■ **Task requirements**
Recast each line of the rows below as a Markdown table with two columns, No. and Line, numbering the lines in order and leaving out any blank lines.

— BEGIN —

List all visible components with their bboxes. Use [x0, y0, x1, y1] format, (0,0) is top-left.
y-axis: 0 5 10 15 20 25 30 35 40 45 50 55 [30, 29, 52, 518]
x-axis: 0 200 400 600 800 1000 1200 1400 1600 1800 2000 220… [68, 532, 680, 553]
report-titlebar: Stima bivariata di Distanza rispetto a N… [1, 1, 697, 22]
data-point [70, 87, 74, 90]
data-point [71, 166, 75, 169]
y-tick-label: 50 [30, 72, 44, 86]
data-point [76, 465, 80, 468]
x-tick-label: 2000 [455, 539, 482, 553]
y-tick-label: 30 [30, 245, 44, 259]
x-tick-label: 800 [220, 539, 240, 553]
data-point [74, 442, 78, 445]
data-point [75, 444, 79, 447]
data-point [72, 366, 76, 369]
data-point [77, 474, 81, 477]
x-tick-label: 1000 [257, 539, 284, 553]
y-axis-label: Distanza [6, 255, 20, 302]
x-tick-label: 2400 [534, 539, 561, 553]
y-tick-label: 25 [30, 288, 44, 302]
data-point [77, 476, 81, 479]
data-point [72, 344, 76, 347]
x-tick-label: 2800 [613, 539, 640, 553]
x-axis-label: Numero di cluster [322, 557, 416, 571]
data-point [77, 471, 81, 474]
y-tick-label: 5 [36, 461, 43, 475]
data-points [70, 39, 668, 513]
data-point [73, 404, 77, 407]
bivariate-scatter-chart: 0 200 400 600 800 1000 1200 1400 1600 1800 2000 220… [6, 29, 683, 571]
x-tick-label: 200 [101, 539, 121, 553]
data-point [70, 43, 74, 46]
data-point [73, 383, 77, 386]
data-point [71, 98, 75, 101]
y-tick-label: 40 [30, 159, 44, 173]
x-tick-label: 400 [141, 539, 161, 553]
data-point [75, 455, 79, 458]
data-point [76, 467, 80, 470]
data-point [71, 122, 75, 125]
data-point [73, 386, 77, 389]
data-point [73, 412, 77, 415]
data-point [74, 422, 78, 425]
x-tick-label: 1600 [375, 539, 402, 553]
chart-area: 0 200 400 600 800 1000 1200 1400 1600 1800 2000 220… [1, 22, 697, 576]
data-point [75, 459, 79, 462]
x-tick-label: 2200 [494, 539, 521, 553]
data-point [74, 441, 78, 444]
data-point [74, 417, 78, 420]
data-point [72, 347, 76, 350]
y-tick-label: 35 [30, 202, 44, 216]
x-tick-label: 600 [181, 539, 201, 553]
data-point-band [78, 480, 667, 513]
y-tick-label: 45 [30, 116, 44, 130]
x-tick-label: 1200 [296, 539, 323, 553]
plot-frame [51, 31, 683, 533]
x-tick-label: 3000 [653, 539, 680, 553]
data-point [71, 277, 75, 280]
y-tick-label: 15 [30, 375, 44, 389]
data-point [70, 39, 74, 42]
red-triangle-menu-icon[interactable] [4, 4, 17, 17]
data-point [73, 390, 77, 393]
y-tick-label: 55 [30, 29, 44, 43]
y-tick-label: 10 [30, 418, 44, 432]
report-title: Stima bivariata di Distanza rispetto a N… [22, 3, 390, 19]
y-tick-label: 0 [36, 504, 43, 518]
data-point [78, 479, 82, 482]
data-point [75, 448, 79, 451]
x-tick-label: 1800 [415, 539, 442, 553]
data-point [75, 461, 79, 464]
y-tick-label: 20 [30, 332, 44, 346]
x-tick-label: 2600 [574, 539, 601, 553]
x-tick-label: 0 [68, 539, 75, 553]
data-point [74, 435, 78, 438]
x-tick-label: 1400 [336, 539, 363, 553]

— END —

■ **Task result**
| No. | Line |
|---|---|
| 1 | List all visible components with their bboxes. Use [x0, y0, x1, y1] format, (0,0) is top-left. |
| 2 | y-axis: 0 5 10 15 20 25 30 35 40 45 50 55 [30, 29, 52, 518] |
| 3 | x-axis: 0 200 400 600 800 1000 1200 1400 1600 1800 2000 220… [68, 532, 680, 553] |
| 4 | report-titlebar: Stima bivariata di Distanza rispetto a N… [1, 1, 697, 22] |
| 5 | data-point [70, 87, 74, 90] |
| 6 | data-point [71, 166, 75, 169] |
| 7 | y-tick-label: 50 [30, 72, 44, 86] |
| 8 | data-point [76, 465, 80, 468] |
| 9 | x-tick-label: 2000 [455, 539, 482, 553] |
| 10 | y-tick-label: 30 [30, 245, 44, 259] |
| 11 | x-tick-label: 800 [220, 539, 240, 553] |
| 12 | data-point [74, 442, 78, 445] |
| 13 | data-point [75, 444, 79, 447] |
| 14 | data-point [72, 366, 76, 369] |
| 15 | data-point [77, 474, 81, 477] |
| 16 | x-tick-label: 1000 [257, 539, 284, 553] |
| 17 | y-axis-label: Distanza [6, 255, 20, 302] |
| 18 | x-tick-label: 2400 [534, 539, 561, 553] |
| 19 | y-tick-label: 25 [30, 288, 44, 302] |
| 20 | data-point [77, 476, 81, 479] |
| 21 | data-point [72, 344, 76, 347] |
| 22 | x-tick-label: 2800 [613, 539, 640, 553] |
| 23 | x-axis-label: Numero di cluster [322, 557, 416, 571] |
| 24 | data-point [77, 471, 81, 474] |
| 25 | y-tick-label: 5 [36, 461, 43, 475] |
| 26 | data-points [70, 39, 668, 513] |
| 27 | data-point [73, 404, 77, 407] |
| 28 | bivariate-scatter-chart: 0 200 400 600 800 1000 1200 1400 1600 1800 2000 220… [6, 29, 683, 571] |
| 29 | x-tick-label: 200 [101, 539, 121, 553] |
| 30 | data-point [70, 43, 74, 46] |
| 31 | data-point [73, 383, 77, 386] |
| 32 | data-point [71, 98, 75, 101] |
| 33 | y-tick-label: 40 [30, 159, 44, 173] |
| 34 | x-tick-label: 400 [141, 539, 161, 553] |
| 35 | data-point [75, 455, 79, 458] |
| 36 | data-point [76, 467, 80, 470] |
| 37 | data-point [71, 122, 75, 125] |
| 38 | data-point [73, 386, 77, 389] |
| 39 | data-point [73, 412, 77, 415] |
| 40 | data-point [74, 422, 78, 425] |
| 41 | x-tick-label: 1600 [375, 539, 402, 553] |
| 42 | chart-area: 0 200 400 600 800 1000 1200 1400 1600 1800 2000 220… [1, 22, 697, 576] |
| 43 | data-point [75, 459, 79, 462] |
| 44 | x-tick-label: 2200 [494, 539, 521, 553] |
| 45 | data-point [74, 441, 78, 444] |
| 46 | data-point [74, 417, 78, 420] |
| 47 | data-point [72, 347, 76, 350] |
| 48 | y-tick-label: 35 [30, 202, 44, 216] |
| 49 | x-tick-label: 600 [181, 539, 201, 553] |
| 50 | data-point-band [78, 480, 667, 513] |
| 51 | y-tick-label: 45 [30, 116, 44, 130] |
| 52 | x-tick-label: 1200 [296, 539, 323, 553] |
| 53 | plot-frame [51, 31, 683, 533] |
| 54 | x-tick-label: 3000 [653, 539, 680, 553] |
| 55 | data-point [71, 277, 75, 280] |
| 56 | y-tick-label: 15 [30, 375, 44, 389] |
| 57 | data-point [70, 39, 74, 42] |
| 58 | red-triangle-menu-icon[interactable] [4, 4, 17, 17] |
| 59 | data-point [73, 390, 77, 393] |
| 60 | y-tick-label: 55 [30, 29, 44, 43] |
| 61 | y-tick-label: 10 [30, 418, 44, 432] |
| 62 | report-title: Stima bivariata di Distanza rispetto a N… [22, 3, 390, 19] |
| 63 | y-tick-label: 0 [36, 504, 43, 518] |
| 64 | data-point [78, 479, 82, 482] |
| 65 | data-point [75, 448, 79, 451] |
| 66 | x-tick-label: 1800 [415, 539, 442, 553] |
| 67 | data-point [75, 461, 79, 464] |
| 68 | y-tick-label: 20 [30, 332, 44, 346] |
| 69 | x-tick-label: 2600 [574, 539, 601, 553] |
| 70 | x-tick-label: 0 [68, 539, 75, 553] |
| 71 | data-point [74, 435, 78, 438] |
| 72 | x-tick-label: 1400 [336, 539, 363, 553] |